Explore the material:
a – From the regime modeling article, reproduce the passage starting at "Financial markets have" and ending at "analysis for allocators.".
b – List every basis the regime modeling article names for categorizing market regimes from knowledge and experience in the markets.

Selected text:
= = = = =
Data Science, Markets & Economy

A Machine Learning Approach to Regime Modeling

The authors offer a data-driven approach to modeling market regimes by applying a Gaussian Mixture Model (a machine learning method) to the factors in the Two Sigma Factor Lens.

Introduction

Financial markets have the tendency to change their behavior over time, which can create regimes, or periods of fairly persistent market conditions. Investors often look to discern the current market regime, looking out for any changes to it and how those might affect the individual components of their portfolio’s asset allocation. Modeling various market regimes can be an effective tool, as it can enable macroeconomically aware investment decision-making and better management of tail risks.

In this Street View, we present a machine learning-based approach to regime modeling, display the historical results of that model, discuss its output for today’s environment, and conclude with practical use cases of this analysis for allocators.

Determining the Regimes

In order to understand how a portfolio might react to various regimes, one first needs to determine what the regimes are. There are different approaches to establishing regimes. One way is to specify regimes based on knowledge and experience in the markets. For example, one might categorize market regimes using “boom” and “bust” cycles, periods of high or low equity market volatility, changes in monetary policy, or “risk-on” versus “risk-off” sentiment, believing those to be good indicators of meaningfully changing market conditions.

An alternative, more data-driven approach is letting historical data on assets and/or market risks delineate the regimes for you. A specific example of this approach is a Gaussian Mixture Model (GMM), which is a type of unsupervised learning method.1 The GMM uses various Gaussian distributions (another word for a normal, bell curve distribution) to model different parts of the data. As a simple example, imagine we had a single time series of an asset’s returns. As we know, returns of financial assets do not always follow a normal distribution. So a GMM would fit various Gaussian distributions to capture different parts of the asset’s return distribution, and each of those distributions would have its own properties, like means and volatilities. In Exhibit 1 below, we show an illustrative example of how a GMM might model a single time series. The green Cluster 2 captures the center part of the asset’s return data, while the red and blue Clusters 1 and 3 capture the tails.

Thus, the GMM is able to use a combination of normal distributions to model both the center and the tails of an asset’s distribution. We believe this is an especially helpful method for modeling financial assets, as their return distributions can often exhibit skew with a meaningful number of observations in the tails.

Source: Towards Data Science, as of June 24, 2021

We want to provide the GMM with returns data from more than one asset to have a broader representation of the overall market and risks. So we will provide the GMM with the historical returns of the factors in the U.S. version of the Two Sigma Factor Lens, with most of the factor data dating back to the early 1970s (see Appendix 1 in the PDF version of this article for the start dates by factor). Instead of modeling the distribution of a single asset, like we did in Exhibit 1, we will ask the GMM to model the joint distribution of all 17 factors in the lens.2

Four Market Conditions

The result of the GMM using the Two Sigma Factor Lens factor data was four different clusters, or what we think may correspond to four different types of market conditions.3 As we mentioned earlier, regimes can be defined as periods of fairly persistent market conditions, so, in the next section, we will observe the behavior of these four market conditions over time to identify regimes.
= = = = =
The data:
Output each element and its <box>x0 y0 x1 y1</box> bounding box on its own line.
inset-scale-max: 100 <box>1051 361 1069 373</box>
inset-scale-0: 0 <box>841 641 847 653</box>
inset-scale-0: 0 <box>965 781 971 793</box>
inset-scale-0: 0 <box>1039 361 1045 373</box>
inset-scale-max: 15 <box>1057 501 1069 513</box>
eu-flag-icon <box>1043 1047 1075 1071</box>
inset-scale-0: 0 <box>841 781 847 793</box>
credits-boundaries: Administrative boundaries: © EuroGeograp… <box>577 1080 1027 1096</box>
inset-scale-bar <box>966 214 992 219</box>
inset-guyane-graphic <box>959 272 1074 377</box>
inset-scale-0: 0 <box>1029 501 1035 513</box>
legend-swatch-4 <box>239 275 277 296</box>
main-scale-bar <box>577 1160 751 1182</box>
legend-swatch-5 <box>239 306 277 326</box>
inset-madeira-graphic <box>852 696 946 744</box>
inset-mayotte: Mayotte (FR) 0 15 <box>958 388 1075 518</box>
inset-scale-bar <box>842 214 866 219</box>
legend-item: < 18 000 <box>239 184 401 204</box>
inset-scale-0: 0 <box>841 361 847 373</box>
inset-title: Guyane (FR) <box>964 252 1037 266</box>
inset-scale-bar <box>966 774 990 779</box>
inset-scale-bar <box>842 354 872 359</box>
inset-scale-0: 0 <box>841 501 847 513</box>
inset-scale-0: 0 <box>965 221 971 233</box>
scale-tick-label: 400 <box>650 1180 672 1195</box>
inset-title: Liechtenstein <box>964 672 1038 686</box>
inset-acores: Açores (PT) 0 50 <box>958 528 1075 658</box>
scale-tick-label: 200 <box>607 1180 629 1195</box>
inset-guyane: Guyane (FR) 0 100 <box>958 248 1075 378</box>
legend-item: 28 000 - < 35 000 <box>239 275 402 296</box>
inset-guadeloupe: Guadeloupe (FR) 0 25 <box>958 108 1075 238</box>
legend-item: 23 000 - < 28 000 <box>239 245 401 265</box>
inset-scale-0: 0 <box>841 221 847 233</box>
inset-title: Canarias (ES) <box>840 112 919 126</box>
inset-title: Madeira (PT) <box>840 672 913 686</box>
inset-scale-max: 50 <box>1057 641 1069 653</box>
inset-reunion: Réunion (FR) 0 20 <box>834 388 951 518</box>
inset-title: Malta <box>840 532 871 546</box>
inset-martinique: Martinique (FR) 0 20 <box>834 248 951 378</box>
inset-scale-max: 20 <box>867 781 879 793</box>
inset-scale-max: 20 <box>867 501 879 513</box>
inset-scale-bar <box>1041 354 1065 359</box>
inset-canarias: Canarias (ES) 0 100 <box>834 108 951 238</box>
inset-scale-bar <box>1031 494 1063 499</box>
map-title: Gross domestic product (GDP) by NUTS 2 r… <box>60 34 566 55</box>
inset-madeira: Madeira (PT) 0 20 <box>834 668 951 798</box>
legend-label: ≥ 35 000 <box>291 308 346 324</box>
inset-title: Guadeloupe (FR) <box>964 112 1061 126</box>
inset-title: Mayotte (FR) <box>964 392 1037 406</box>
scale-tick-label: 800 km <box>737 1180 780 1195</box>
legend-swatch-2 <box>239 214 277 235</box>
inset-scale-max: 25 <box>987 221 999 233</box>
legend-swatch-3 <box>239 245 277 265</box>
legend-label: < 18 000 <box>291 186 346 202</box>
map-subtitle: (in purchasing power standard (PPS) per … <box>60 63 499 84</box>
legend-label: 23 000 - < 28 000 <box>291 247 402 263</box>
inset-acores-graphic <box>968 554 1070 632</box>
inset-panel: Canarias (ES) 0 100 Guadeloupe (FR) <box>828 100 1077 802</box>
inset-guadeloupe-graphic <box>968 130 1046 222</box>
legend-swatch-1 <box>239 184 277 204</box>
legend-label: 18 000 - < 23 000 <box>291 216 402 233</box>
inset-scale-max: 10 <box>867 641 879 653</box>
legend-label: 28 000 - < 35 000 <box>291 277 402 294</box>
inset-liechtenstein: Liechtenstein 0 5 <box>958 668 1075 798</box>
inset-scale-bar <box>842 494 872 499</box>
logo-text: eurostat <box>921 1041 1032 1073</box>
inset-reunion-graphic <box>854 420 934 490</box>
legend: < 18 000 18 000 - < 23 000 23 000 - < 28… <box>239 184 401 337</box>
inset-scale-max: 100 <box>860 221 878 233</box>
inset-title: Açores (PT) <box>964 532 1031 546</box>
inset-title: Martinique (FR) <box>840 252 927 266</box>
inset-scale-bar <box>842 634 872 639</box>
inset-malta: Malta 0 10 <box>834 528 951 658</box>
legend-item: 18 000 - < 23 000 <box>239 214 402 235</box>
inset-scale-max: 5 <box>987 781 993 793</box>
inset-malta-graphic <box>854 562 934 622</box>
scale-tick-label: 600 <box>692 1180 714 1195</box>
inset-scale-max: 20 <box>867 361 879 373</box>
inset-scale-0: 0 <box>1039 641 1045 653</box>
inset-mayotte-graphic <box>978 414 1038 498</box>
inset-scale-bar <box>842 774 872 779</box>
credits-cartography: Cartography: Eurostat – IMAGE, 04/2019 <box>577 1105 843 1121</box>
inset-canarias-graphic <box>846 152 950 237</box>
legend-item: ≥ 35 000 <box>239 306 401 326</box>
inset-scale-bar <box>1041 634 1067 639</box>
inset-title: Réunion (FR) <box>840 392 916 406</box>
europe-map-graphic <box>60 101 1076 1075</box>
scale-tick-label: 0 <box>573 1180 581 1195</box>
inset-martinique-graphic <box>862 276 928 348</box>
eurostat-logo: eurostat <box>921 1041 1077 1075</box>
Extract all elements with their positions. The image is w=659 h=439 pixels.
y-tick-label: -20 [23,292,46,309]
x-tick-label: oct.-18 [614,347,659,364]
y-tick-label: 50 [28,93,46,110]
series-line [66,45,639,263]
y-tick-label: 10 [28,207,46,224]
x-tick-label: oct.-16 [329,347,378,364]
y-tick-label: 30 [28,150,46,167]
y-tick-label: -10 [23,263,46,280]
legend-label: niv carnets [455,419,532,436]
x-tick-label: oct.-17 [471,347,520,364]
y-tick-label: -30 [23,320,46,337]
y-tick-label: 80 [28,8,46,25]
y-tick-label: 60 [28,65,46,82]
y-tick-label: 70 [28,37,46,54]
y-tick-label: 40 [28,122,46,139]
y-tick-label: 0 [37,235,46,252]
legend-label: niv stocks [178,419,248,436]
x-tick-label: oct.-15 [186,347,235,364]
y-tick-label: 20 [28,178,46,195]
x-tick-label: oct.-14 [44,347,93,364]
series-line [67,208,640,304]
= = = = =
Results of the exercise:
a –
Financial markets have the tendency to change their behavior over time, which can create regimes, or periods of fairly persistent market conditions. Investors often look to discern the current market regime, looking out for any changes to it and how those might affect the individual components of their portfolio’s asset allocation. Modeling various market regimes can be an effective tool, as it can enable macroeconomically aware investment decision-making and better management of tail risks.

In this Street View, we present a machine learning-based approach to regime modeling, display the historical results of that model, discuss its output for today’s environment, and conclude with practical use cases of this analysis for allocators.

b –
- "boom" and "bust" cycles
- periods of high or low equity market volatility
- changes in monetary policy
- "risk-on" versus "risk-off" sentiment